■ GOAL
Your answer should be one number: how many lines of the data include the string "직장생활"?

■ DATA ENTRIES
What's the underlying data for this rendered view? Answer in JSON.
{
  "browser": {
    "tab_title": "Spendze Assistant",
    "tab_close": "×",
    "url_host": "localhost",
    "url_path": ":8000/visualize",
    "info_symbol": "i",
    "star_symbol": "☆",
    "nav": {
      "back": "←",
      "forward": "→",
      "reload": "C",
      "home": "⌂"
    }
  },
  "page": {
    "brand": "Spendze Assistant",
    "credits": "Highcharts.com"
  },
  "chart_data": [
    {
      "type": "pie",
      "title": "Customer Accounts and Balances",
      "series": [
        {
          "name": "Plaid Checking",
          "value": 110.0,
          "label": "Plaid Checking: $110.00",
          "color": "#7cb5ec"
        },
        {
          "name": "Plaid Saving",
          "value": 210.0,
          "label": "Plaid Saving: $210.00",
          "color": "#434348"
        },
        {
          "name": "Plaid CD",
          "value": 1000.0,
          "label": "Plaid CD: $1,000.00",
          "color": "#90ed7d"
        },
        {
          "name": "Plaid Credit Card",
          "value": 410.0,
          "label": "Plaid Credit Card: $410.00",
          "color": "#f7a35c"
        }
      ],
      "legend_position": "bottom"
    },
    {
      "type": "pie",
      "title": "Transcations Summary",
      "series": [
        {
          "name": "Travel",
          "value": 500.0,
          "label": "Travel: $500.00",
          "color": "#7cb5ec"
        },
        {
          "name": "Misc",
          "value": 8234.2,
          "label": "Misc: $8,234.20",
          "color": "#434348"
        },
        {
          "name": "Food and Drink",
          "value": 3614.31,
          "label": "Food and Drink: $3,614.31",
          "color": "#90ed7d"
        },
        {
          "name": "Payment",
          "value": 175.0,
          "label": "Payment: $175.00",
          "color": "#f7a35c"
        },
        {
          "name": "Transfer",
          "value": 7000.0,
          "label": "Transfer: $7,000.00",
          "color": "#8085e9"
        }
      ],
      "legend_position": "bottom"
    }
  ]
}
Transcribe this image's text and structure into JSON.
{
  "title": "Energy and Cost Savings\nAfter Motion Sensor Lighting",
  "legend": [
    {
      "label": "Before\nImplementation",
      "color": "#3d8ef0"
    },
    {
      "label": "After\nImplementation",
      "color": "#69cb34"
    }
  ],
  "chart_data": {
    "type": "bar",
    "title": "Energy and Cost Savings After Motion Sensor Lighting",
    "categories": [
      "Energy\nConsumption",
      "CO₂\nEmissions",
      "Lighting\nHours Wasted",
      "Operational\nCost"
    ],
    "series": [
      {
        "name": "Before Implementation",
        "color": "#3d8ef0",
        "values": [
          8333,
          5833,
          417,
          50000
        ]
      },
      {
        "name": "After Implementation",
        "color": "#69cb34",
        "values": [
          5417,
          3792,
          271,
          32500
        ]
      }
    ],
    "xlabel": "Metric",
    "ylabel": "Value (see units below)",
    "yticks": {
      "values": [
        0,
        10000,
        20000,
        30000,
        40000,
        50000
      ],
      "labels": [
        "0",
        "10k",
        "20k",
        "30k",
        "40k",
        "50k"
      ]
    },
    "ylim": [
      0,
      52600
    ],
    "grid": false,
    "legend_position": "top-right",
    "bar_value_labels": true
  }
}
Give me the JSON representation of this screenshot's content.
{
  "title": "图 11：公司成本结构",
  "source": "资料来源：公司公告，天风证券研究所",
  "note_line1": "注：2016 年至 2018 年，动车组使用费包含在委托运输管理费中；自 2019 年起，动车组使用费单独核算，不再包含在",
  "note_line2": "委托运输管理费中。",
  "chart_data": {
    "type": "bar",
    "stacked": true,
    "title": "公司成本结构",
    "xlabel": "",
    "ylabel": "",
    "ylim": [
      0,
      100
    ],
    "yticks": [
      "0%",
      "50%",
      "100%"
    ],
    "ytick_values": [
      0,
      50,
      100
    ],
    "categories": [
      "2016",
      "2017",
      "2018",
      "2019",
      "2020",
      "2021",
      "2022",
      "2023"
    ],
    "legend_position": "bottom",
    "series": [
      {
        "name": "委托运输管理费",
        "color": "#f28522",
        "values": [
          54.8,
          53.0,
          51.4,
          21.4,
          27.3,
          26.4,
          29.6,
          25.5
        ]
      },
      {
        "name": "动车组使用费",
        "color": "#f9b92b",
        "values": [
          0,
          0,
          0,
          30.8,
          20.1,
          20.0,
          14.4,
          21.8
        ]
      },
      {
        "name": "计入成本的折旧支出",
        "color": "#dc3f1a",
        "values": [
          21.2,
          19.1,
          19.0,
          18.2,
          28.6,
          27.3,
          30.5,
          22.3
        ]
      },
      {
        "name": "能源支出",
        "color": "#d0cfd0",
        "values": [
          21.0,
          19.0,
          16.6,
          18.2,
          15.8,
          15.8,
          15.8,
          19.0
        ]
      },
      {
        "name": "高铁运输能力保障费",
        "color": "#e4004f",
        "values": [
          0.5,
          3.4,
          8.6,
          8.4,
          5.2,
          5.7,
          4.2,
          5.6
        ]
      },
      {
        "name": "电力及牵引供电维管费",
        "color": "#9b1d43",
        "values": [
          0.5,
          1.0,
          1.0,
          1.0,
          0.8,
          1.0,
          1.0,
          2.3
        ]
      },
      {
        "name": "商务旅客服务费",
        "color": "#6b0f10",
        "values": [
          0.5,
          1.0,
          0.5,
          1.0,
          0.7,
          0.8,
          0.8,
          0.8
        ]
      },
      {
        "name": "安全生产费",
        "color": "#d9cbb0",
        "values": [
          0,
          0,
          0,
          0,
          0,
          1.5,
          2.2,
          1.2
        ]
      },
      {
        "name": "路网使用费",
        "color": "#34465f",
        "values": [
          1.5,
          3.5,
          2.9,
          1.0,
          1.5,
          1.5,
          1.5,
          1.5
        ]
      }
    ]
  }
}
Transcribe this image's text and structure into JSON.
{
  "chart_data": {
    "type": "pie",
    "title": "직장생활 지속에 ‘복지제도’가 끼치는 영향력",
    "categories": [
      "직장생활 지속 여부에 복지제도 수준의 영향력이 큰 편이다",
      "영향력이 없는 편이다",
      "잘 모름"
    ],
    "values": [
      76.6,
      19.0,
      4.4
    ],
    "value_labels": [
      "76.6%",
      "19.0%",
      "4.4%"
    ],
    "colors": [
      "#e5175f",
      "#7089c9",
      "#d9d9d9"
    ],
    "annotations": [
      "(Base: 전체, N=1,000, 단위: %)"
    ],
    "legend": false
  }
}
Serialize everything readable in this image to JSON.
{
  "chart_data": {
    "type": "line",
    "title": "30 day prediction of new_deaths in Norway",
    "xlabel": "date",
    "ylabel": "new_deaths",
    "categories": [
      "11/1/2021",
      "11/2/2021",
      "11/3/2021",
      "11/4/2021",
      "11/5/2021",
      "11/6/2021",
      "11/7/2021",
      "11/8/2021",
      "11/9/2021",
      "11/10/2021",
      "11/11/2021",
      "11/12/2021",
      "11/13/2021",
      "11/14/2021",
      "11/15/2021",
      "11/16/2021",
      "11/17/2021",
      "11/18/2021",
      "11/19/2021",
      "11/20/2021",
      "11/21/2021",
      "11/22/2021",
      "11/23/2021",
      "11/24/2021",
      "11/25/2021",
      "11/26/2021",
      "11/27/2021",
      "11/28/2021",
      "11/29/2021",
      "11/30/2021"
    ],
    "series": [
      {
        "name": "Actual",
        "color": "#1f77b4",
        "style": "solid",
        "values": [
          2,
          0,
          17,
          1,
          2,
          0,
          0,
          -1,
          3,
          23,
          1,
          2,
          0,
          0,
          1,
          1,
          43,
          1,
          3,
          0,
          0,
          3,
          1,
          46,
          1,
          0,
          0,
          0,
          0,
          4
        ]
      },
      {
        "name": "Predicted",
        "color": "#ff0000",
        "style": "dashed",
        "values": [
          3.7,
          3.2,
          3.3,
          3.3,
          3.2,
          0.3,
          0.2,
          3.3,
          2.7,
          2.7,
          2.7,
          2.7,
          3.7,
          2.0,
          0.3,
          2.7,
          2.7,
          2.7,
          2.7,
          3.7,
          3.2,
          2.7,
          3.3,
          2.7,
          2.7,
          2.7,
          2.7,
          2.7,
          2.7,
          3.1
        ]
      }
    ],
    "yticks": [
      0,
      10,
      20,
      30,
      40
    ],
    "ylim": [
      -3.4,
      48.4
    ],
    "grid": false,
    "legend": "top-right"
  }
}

■ SOLUTION TO THIS PROBLEM
2